Quedan por definir el enfoque general de desarme en esta época convulsa, con
China como actor no precisamente invitado o pasivo.
Putin aguarda y vela armas. Jeremy Stern, del Atlantic Council, cree que el dirigente ruso puede emular a sus antiguos patrones del Politburó y plantear ambiciosas iniciativas de concordia internacional para apaciguar el malestar interior. Después de Checoslovaquia y ante el inicio del acercamiento chino-norteamericano, Breznev favoreció el deshielo con EE. UU. e hizo posible los acuerdos de desarme nuclear y el proceso de Helsinki. Un alivio de la presión exterior que tapó la decadencia soviética hasta que la trampa de Afganistán y la llegada de Reagan y sus consejeros de guerra fría aceleraron el desmoronamiento de la URSS (7).
Los tiempos son distintos, sin duda. Rusia no es la URSS en su estado terminal, como el propio McFaul advierte en su artículo. Dispone de un formidable poderío militar, es la sexta economía mundial en paridad de compra y disfruta de unas enormes riquezas naturales que aún puede explotar con sabiduría. El reciente éxito de su vacuna Sputnik, avalado por la ciencia occidental, constituye una inyección de prestigio en un momento de dificultades.
Otro factor importante de la estrategia exterior de Putin es Alemania. Las relaciones bilaterales han tocado fondo y la desconfianza es grande (8). Pero al presumible sucesor de Merkel, el renano Armin Laschet, se le presume una actitud más benigna hacia Moscú. Según una analista alemana del Instituto Brookings, un enfoque afín a los tiempos de la Ostpolitik (9). En realidad, la actual canciller ha jugado al caliente y al frío con el Kremlin. Se ha mostrado dura en el asunto de Ucrania o de Navalny, precisamente, pero ha mantenido la cooperación con Moscú. El gasoducto Nordstream-2 es ejemplo emblemático de esa política ambivalente.

**Enunciado**
¿Puedes retomar el fragmento sobre la estrategia exterior de Putin y seguirlo a partir de su última oración?

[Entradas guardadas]
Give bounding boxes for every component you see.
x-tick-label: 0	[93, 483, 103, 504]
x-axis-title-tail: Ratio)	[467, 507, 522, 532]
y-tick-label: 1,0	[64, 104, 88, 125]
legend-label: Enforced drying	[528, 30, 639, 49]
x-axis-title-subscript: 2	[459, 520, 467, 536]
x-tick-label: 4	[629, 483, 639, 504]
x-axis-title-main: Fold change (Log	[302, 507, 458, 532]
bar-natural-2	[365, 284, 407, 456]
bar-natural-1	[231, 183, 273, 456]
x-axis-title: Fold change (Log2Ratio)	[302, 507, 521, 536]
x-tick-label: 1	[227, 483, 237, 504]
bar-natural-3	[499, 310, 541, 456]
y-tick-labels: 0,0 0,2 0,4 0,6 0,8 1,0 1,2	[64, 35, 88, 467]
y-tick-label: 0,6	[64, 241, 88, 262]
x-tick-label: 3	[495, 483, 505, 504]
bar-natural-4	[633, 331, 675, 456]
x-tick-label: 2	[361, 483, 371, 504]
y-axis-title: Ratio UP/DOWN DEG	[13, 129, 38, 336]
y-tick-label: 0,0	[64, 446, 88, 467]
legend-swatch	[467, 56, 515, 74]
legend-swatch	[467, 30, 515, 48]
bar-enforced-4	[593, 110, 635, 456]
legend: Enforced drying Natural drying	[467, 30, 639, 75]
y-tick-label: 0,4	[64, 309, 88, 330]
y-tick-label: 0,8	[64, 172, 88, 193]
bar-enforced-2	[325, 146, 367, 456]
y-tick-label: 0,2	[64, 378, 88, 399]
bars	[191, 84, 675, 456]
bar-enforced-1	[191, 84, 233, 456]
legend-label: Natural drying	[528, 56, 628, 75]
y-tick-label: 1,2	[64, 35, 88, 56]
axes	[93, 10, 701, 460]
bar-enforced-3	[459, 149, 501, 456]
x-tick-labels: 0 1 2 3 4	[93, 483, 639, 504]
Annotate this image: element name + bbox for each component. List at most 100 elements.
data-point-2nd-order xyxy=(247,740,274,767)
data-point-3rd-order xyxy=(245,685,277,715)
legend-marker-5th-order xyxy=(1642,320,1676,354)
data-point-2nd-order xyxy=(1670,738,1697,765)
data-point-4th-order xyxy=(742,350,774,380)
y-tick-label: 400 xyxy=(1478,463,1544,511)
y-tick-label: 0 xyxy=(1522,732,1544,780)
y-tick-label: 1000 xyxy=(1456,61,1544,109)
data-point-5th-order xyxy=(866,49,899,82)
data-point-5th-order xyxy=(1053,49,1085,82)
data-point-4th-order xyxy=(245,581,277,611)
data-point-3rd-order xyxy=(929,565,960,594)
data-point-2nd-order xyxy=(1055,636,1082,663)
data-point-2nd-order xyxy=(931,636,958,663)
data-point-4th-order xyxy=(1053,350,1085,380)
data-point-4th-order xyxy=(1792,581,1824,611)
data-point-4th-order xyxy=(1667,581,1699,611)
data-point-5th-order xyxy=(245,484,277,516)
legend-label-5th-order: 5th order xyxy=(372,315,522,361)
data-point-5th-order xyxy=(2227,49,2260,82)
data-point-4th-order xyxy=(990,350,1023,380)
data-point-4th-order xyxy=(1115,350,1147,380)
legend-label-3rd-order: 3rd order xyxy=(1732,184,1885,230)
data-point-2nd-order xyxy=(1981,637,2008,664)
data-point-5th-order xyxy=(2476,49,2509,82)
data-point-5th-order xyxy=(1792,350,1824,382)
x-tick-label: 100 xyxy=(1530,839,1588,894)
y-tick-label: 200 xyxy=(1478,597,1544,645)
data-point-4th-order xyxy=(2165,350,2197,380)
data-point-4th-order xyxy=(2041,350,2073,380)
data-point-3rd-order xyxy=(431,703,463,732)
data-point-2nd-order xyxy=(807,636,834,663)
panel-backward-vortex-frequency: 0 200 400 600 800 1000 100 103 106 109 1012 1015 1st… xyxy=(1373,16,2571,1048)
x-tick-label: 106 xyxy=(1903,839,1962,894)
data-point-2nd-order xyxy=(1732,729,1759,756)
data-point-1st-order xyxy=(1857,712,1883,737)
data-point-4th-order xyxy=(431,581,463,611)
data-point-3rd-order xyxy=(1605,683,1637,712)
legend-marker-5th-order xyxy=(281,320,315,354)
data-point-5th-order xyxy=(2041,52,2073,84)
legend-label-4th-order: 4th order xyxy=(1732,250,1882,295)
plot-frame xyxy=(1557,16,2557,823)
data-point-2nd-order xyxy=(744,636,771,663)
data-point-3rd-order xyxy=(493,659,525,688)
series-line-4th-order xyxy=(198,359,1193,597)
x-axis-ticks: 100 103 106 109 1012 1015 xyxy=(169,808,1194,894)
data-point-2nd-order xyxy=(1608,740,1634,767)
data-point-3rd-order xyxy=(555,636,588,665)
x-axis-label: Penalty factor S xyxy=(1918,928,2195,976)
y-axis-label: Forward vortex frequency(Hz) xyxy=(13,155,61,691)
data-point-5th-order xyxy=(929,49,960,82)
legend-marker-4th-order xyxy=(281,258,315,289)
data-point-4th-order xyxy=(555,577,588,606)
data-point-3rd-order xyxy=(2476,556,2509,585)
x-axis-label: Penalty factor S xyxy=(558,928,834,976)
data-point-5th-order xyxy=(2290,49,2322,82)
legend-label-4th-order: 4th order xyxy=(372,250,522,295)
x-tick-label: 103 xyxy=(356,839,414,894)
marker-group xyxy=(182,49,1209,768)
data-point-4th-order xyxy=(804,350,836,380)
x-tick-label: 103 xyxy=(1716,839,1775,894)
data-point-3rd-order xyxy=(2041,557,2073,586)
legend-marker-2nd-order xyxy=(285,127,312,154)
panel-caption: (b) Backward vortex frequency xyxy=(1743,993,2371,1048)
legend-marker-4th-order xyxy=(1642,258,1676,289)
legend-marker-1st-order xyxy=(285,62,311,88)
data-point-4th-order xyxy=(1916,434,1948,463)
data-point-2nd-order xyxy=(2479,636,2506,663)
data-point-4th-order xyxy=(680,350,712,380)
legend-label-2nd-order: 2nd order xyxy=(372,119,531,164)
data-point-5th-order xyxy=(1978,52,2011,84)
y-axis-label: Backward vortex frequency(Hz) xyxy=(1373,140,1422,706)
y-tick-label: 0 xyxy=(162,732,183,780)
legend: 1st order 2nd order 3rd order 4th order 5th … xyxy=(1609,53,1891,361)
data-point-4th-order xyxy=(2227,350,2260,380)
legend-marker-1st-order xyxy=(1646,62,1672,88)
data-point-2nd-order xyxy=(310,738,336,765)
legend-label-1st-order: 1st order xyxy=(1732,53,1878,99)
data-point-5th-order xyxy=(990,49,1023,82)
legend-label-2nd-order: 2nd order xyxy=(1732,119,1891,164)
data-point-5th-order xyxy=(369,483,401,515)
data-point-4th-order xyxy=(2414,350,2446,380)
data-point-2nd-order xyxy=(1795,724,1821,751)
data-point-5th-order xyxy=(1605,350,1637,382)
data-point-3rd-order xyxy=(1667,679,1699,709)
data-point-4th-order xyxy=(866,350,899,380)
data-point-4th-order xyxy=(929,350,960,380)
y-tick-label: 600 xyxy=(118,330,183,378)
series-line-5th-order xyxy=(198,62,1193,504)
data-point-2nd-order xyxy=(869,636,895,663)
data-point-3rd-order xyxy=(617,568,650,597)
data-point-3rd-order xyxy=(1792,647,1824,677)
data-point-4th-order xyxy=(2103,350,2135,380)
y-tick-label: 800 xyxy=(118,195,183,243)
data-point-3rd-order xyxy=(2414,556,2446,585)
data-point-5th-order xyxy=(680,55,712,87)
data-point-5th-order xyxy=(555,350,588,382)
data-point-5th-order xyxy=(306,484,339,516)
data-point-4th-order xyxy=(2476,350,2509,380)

**Resultado**
Aún
es pronto para saber si las protestas de este invierno crudo se resolverán en
una nueva primavera rusa o se disolverán como la nieve a medida que la pandemia
remita. El talante de las relaciones con Washington, sin duda, pesarán en el
veredicto. Pero el factor esencial será la capacidad del aparato del Kremlin
para reducir el malestar social.
NOTAS
(1) “Might
versus Rights. Putin’s bunker and the protests outside”. ANDREI KOLESNIKOV. CARNEGIE
MOSCOW CENTER, 1 de febrero;
(2) “Putin,
poison and self-inflicted wounds: Navalny’s return to Russia”. ALEXANDER
BAUNOV. CARNEGIE MOSCOW CENTER, 26 de enero.
(3) “The
new face of the Russian protests”. ALEXANDER BAUNOV. CARNEGIE MOSCOW
CENTER, 25 de enero.
(4)
“Russian protests in the age of online transparency”. ANDREI KOLESNIKOV.
CARNEGIE MOSCOW CENTER, 26 de enero.
(5) “Affaire Navalny: e Iekateinbourg, manifester est une
question de príncipe et de dignité’”. BENOÎT VITKINE. LE MONDE, 1 de febrero.
(6) “How to
contain Putin’s Russia”. MICHAEL MCFAUL. FOREING AFFAIRS, 19 de enero.
(7) “To
silency Navalny, Putin will try to enlist the West”. JEREMY STERN. FOREING
AFFAIRS, 27 de enero.
(8)
“German-Russia relations at a new low”. CHRISTIAN ECH. DER SPIEGEL, 7 de
enero.
(9)
“Germany is pouring cold water on the Biden-Europe love fest”. CONSTANZE
STELZEN-MÜLLER. FOREIGN POLICY, 22 de enero.